* _WORK REQUEST_: Write each entry out again exactly, with nothing omitted.

━━━━━━━━━━

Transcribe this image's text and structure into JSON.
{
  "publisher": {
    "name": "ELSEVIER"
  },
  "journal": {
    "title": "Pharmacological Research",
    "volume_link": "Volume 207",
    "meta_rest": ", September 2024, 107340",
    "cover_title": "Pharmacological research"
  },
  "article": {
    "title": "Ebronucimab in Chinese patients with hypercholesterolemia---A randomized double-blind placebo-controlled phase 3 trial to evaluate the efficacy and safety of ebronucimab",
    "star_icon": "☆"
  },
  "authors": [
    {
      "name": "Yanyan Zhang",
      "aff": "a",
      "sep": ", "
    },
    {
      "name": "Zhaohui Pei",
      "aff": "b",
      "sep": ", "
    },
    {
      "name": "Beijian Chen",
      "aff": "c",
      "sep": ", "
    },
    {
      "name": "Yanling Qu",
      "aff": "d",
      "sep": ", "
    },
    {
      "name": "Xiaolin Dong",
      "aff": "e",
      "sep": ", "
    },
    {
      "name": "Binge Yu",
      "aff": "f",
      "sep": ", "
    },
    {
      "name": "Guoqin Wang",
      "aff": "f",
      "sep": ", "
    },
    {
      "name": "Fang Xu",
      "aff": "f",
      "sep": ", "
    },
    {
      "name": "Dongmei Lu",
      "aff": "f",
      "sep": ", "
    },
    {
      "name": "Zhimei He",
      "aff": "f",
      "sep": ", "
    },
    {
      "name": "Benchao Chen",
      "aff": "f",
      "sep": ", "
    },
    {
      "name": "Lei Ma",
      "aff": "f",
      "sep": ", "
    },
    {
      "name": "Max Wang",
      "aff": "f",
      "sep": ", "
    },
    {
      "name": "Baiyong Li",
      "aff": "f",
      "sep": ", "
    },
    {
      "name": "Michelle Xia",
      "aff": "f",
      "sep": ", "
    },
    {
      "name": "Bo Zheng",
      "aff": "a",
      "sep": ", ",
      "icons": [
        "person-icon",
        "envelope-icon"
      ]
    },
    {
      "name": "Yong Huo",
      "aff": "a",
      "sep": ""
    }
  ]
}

━━━━━━━━━━

* _RESPONSE AREA_:
Transcribe this image's text and structure into JSON.
{
  "publisher": {
    "name": "ELSEVIER"
  },
  "journal": {
    "title": "Pharmacological Research",
    "volume_link": "Volume 207",
    "meta_rest": ", September 2024, 107340",
    "cover_title": "Pharmacological research"
  },
  "article": {
    "title": "Ebronucimab in Chinese patients with hypercholesterolemia---A randomized double-blind placebo-controlled phase 3 trial to evaluate the efficacy and safety of ebronucimab",
    "star_icon": "☆"
  },
  "authors": [
    {
      "name": "Yanyan Zhang",
      "aff": "a",
      "sep": ", "
    },
    {
      "name": "Zhaohui Pei",
      "aff": "b",
      "sep": ", "
    },
    {
      "name": "Beijian Chen",
      "aff": "c",
      "sep": ", "
    },
    {
      "name": "Yanling Qu",
      "aff": "d",
      "sep": ", "
    },
    {
      "name": "Xiaolin Dong",
      "aff": "e",
      "sep": ", "
    },
    {
      "name": "Binge Yu",
      "aff": "f",
      "sep": ", "
    },
    {
      "name": "Guoqin Wang",
      "aff": "f",
      "sep": ", "
    },
    {
      "name": "Fang Xu",
      "aff": "f",
      "sep": ", "
    },
    {
      "name": "Dongmei Lu",
      "aff": "f",
      "sep": ", "
    },
    {
      "name": "Zhimei He",
      "aff": "f",
      "sep": ", "
    },
    {
      "name": "Benchao Chen",
      "aff": "f",
      "sep": ", "
    },
    {
      "name": "Lei Ma",
      "aff": "f",
      "sep": ", "
    },
    {
      "name": "Max Wang",
      "aff": "f",
      "sep": ", "
    },
    {
      "name": "Baiyong Li",
      "aff": "f",
      "sep": ", "
    },
    {
      "name": "Michelle Xia",
      "aff": "f",
      "sep": ", "
    },
    {
      "name": "Bo Zheng",
      "aff": "a",
      "sep": ", ",
      "icons": [
        "person-icon",
        "envelope-icon"
      ]
    },
    {
      "name": "Yong Huo",
      "aff": "a",
      "sep": ""
    }
  ]
}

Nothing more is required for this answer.